Task objective:
Transcribe all of the material exactly.

Raw records:
START
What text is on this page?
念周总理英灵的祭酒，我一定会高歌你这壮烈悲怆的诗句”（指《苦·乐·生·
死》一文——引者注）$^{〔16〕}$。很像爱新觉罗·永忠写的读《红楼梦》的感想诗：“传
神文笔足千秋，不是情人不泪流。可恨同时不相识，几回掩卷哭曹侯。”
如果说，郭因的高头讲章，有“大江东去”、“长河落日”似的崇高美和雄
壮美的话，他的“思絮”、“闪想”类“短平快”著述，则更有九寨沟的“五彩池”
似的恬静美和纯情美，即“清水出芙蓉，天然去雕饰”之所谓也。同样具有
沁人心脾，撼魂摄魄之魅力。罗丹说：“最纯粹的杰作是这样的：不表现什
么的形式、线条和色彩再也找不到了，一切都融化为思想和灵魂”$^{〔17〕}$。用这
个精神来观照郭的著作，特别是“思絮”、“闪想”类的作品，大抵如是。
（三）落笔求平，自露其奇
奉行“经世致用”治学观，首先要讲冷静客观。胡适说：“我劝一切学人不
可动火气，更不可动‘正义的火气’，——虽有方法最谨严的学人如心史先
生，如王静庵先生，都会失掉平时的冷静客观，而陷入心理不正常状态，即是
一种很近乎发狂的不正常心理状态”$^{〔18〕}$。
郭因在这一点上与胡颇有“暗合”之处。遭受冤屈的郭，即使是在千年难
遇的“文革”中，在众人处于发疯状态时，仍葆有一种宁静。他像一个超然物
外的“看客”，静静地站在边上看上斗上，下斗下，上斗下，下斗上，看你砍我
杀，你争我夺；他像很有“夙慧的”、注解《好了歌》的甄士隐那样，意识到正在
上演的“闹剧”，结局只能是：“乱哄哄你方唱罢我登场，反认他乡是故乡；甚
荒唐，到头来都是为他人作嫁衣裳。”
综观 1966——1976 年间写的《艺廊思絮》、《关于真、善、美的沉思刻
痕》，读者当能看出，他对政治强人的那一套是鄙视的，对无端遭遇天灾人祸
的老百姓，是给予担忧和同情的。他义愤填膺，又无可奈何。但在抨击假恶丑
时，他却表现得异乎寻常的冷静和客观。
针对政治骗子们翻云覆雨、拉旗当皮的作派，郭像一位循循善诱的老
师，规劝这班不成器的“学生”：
END
Answer for this exercise:
What text is on this page?
念周总理英灵的祭酒，我一定会高歌你这壮烈悲怆的诗句”（指《苦·乐·生·
死》一文——引者注）$^{〔16〕}$。很像爱新觉罗·永忠写的读《红楼梦》的感想诗：“传
神文笔足千秋，不是情人不泪流。可恨同时不相识，几回掩卷哭曹侯。”
如果说，郭因的高头讲章，有“大江东去”、“长河落日”似的崇高美和雄
壮美的话，他的“思絮”、“闪想”类“短平快”著述，则更有九寨沟的“五彩池”
似的恬静美和纯情美，即“清水出芙蓉，天然去雕饰”之所谓也。同样具有
沁人心脾，撼魂摄魄之魅力。罗丹说：“最纯粹的杰作是这样的：不表现什
么的形式、线条和色彩再也找不到了，一切都融化为思想和灵魂”$^{〔17〕}$。用这
个精神来观照郭的著作，特别是“思絮”、“闪想”类的作品，大抵如是。
（三）落笔求平，自露其奇
奉行“经世致用”治学观，首先要讲冷静客观。胡适说：“我劝一切学人不
可动火气，更不可动‘正义的火气’，——虽有方法最谨严的学人如心史先
生，如王静庵先生，都会失掉平时的冷静客观，而陷入心理不正常状态，即是
一种很近乎发狂的不正常心理状态”$^{〔18〕}$。
郭因在这一点上与胡颇有“暗合”之处。遭受冤屈的郭，即使是在千年难
遇的“文革”中，在众人处于发疯状态时，仍葆有一种宁静。他像一个超然物
外的“看客”，静静地站在边上看上斗上，下斗下，上斗下，下斗上，看你砍我
杀，你争我夺；他像很有“夙慧的”、注解《好了歌》的甄士隐那样，意识到正在
上演的“闹剧”，结局只能是：“乱哄哄你方唱罢我登场，反认他乡是故乡；甚
荒唐，到头来都是为他人作嫁衣裳。”
综观 1966——1976 年间写的《艺廊思絮》、《关于真、善、美的沉思刻
痕》，读者当能看出，他对政治强人的那一套是鄙视的，对无端遭遇天灾人祸
的老百姓，是给予担忧和同情的。他义愤填膺，又无可奈何。但在抨击假恶丑
时，他却表现得异乎寻常的冷静和客观。
针对政治骗子们翻云覆雨、拉旗当皮的作派，郭像一位循循善诱的老
师，规劝这班不成器的“学生”：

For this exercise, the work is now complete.